**WORK TO COMPLETE:**
Repeat each record below exactly, dropping the pictures.

**RECORD EXCERPTS:**
* * * * * * * * *

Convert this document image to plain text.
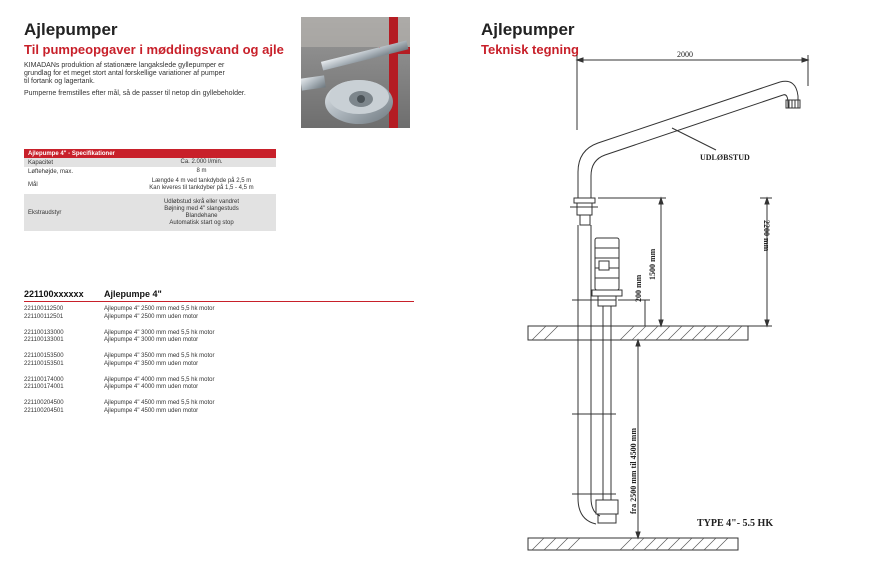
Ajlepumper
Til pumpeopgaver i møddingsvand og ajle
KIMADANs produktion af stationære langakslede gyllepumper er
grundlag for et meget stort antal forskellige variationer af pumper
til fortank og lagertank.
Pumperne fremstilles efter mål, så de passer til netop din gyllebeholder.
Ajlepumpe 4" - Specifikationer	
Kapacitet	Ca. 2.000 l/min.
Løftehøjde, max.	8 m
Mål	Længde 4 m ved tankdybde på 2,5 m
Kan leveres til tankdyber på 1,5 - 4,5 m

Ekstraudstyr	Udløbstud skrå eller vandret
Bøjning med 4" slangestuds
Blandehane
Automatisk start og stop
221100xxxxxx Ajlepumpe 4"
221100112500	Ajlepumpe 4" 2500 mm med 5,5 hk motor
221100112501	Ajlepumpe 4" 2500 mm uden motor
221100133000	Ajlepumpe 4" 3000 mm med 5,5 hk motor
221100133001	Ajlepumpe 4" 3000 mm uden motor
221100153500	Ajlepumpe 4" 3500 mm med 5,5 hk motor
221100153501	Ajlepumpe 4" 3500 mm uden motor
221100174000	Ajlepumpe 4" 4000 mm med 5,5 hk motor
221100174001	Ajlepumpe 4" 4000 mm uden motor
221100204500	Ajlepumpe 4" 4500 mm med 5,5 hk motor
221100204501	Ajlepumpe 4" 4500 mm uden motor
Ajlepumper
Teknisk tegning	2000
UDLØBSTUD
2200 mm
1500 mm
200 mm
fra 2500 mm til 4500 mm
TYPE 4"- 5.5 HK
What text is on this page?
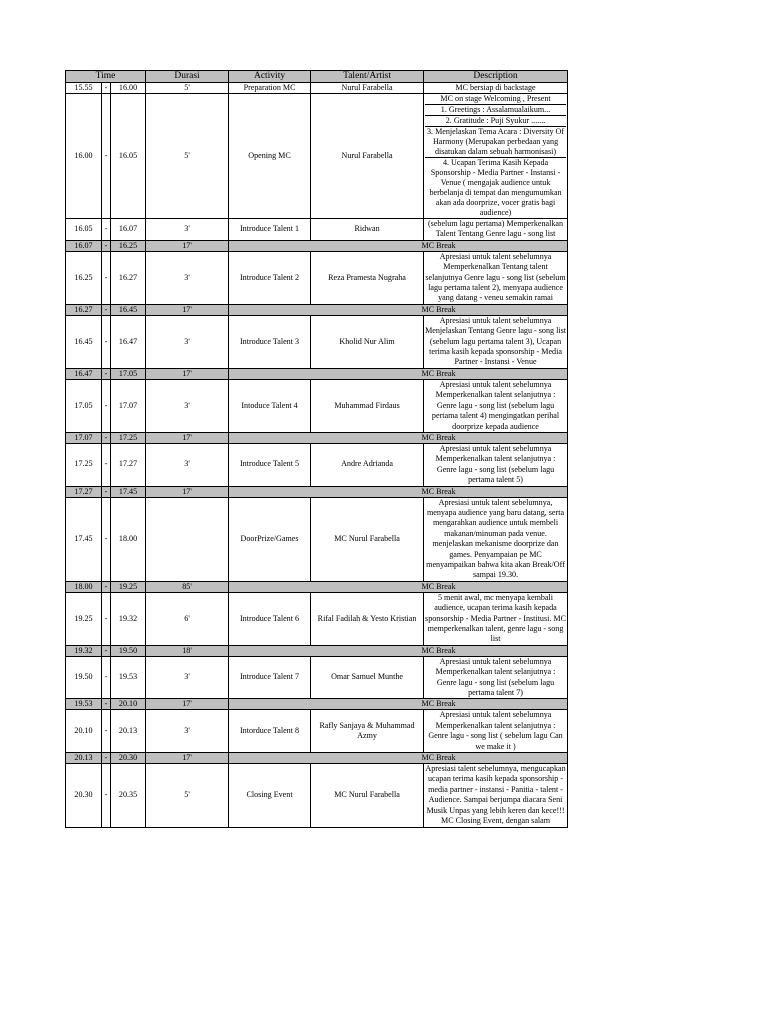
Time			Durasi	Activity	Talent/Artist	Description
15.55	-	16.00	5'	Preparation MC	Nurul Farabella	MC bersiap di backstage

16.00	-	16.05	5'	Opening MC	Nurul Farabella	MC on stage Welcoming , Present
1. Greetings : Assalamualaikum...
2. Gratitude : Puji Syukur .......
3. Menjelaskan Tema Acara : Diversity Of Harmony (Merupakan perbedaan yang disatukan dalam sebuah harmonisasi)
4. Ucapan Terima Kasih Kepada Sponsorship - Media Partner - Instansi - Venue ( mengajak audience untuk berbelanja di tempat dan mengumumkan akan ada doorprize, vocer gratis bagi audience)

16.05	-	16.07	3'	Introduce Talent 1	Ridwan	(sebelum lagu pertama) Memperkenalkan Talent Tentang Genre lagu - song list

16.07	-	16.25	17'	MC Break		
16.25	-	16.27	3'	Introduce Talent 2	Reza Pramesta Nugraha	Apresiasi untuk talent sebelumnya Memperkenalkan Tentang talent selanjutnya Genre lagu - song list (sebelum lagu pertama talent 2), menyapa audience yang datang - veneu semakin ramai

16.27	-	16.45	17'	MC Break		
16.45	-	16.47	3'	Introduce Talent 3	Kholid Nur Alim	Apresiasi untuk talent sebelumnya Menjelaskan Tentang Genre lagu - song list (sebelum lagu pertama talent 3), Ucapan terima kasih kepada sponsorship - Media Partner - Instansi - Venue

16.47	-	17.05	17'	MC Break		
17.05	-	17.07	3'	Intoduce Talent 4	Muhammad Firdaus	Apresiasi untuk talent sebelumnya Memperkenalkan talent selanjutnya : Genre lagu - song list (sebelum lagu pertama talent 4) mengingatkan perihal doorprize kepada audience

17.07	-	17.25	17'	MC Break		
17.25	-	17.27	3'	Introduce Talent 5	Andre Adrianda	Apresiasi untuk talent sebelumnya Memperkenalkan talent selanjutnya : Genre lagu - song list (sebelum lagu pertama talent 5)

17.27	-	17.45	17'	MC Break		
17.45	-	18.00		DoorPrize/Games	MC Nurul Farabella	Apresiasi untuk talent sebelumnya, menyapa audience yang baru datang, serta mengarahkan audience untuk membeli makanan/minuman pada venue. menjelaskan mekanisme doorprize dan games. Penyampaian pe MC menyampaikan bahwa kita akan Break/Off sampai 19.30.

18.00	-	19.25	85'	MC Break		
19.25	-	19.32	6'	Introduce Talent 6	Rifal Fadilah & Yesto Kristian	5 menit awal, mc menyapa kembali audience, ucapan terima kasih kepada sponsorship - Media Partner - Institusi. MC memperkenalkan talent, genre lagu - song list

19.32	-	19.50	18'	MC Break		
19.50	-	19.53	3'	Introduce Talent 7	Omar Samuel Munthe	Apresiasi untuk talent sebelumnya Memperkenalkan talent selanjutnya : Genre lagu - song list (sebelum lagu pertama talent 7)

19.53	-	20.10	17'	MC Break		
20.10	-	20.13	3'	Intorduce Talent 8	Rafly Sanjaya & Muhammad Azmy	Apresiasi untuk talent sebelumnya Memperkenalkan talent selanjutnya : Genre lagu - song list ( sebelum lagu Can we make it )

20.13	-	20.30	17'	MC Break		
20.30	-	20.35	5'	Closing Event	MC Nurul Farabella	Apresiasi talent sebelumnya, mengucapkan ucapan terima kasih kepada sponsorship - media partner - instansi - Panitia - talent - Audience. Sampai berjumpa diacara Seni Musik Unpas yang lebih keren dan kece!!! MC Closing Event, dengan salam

* * * * * * * * *

**WRITTEN SOLUTION:**
Convert this document image to plain text.
Ajlepumper
Til pumpeopgaver i møddingsvand og ajle
KIMADANs produktion af stationære langakslede gyllepumper er
grundlag for et meget stort antal forskellige variationer af pumper
til fortank og lagertank.
Pumperne fremstilles efter mål, så de passer til netop din gyllebeholder.
Ajlepumpe 4" - Specifikationer	
Kapacitet	Ca. 2.000 l/min.
Løftehøjde, max.	8 m
Mål	Længde 4 m ved tankdybde på 2,5 m
Kan leveres til tankdyber på 1,5 - 4,5 m

Ekstraudstyr	Udløbstud skrå eller vandret
Bøjning med 4" slangestuds
Blandehane
Automatisk start og stop
221100xxxxxx Ajlepumpe 4"
221100112500	Ajlepumpe 4" 2500 mm med 5,5 hk motor
221100112501	Ajlepumpe 4" 2500 mm uden motor
221100133000	Ajlepumpe 4" 3000 mm med 5,5 hk motor
221100133001	Ajlepumpe 4" 3000 mm uden motor
221100153500	Ajlepumpe 4" 3500 mm med 5,5 hk motor
221100153501	Ajlepumpe 4" 3500 mm uden motor
221100174000	Ajlepumpe 4" 4000 mm med 5,5 hk motor
221100174001	Ajlepumpe 4" 4000 mm uden motor
221100204500	Ajlepumpe 4" 4500 mm med 5,5 hk motor
221100204501	Ajlepumpe 4" 4500 mm uden motor
Ajlepumper
Teknisk tegning	2000
UDLØBSTUD
2200 mm
1500 mm
200 mm
fra 2500 mm til 4500 mm
TYPE 4"- 5.5 HK
What text is on this page?
Time			Durasi	Activity	Talent/Artist	Description
15.55	-	16.00	5'	Preparation MC	Nurul Farabella	MC bersiap di backstage

16.00	-	16.05	5'	Opening MC	Nurul Farabella	MC on stage Welcoming , Present
1. Greetings : Assalamualaikum...
2. Gratitude : Puji Syukur .......
3. Menjelaskan Tema Acara : Diversity Of Harmony (Merupakan perbedaan yang disatukan dalam sebuah harmonisasi)
4. Ucapan Terima Kasih Kepada Sponsorship - Media Partner - Instansi - Venue ( mengajak audience untuk berbelanja di tempat dan mengumumkan akan ada doorprize, vocer gratis bagi audience)

16.05	-	16.07	3'	Introduce Talent 1	Ridwan	(sebelum lagu pertama) Memperkenalkan Talent Tentang Genre lagu - song list

16.07	-	16.25	17'	MC Break		
16.25	-	16.27	3'	Introduce Talent 2	Reza Pramesta Nugraha	Apresiasi untuk talent sebelumnya Memperkenalkan Tentang talent selanjutnya Genre lagu - song list (sebelum lagu pertama talent 2), menyapa audience yang datang - veneu semakin ramai

16.27	-	16.45	17'	MC Break		
16.45	-	16.47	3'	Introduce Talent 3	Kholid Nur Alim	Apresiasi untuk talent sebelumnya Menjelaskan Tentang Genre lagu - song list (sebelum lagu pertama talent 3), Ucapan terima kasih kepada sponsorship - Media Partner - Instansi - Venue

16.47	-	17.05	17'	MC Break		
17.05	-	17.07	3'	Intoduce Talent 4	Muhammad Firdaus	Apresiasi untuk talent sebelumnya Memperkenalkan talent selanjutnya : Genre lagu - song list (sebelum lagu pertama talent 4) mengingatkan perihal doorprize kepada audience

17.07	-	17.25	17'	MC Break		
17.25	-	17.27	3'	Introduce Talent 5	Andre Adrianda	Apresiasi untuk talent sebelumnya Memperkenalkan talent selanjutnya : Genre lagu - song list (sebelum lagu pertama talent 5)

17.27	-	17.45	17'	MC Break		
17.45	-	18.00		DoorPrize/Games	MC Nurul Farabella	Apresiasi untuk talent sebelumnya, menyapa audience yang baru datang, serta mengarahkan audience untuk membeli makanan/minuman pada venue. menjelaskan mekanisme doorprize dan games. Penyampaian pe MC menyampaikan bahwa kita akan Break/Off sampai 19.30.

18.00	-	19.25	85'	MC Break		
19.25	-	19.32	6'	Introduce Talent 6	Rifal Fadilah & Yesto Kristian	5 menit awal, mc menyapa kembali audience, ucapan terima kasih kepada sponsorship - Media Partner - Institusi. MC memperkenalkan talent, genre lagu - song list

19.32	-	19.50	18'	MC Break		
19.50	-	19.53	3'	Introduce Talent 7	Omar Samuel Munthe	Apresiasi untuk talent sebelumnya Memperkenalkan talent selanjutnya : Genre lagu - song list (sebelum lagu pertama talent 7)

19.53	-	20.10	17'	MC Break		
20.10	-	20.13	3'	Intorduce Talent 8	Rafly Sanjaya & Muhammad Azmy	Apresiasi untuk talent sebelumnya Memperkenalkan talent selanjutnya : Genre lagu - song list ( sebelum lagu Can we make it )

20.13	-	20.30	17'	MC Break		
20.30	-	20.35	5'	Closing Event	MC Nurul Farabella	Apresiasi talent sebelumnya, mengucapkan ucapan terima kasih kepada sponsorship - media partner - instansi - Panitia - talent - Audience. Sampai berjumpa diacara Seni Musik Unpas yang lebih keren dan kece!!! MC Closing Event, dengan salam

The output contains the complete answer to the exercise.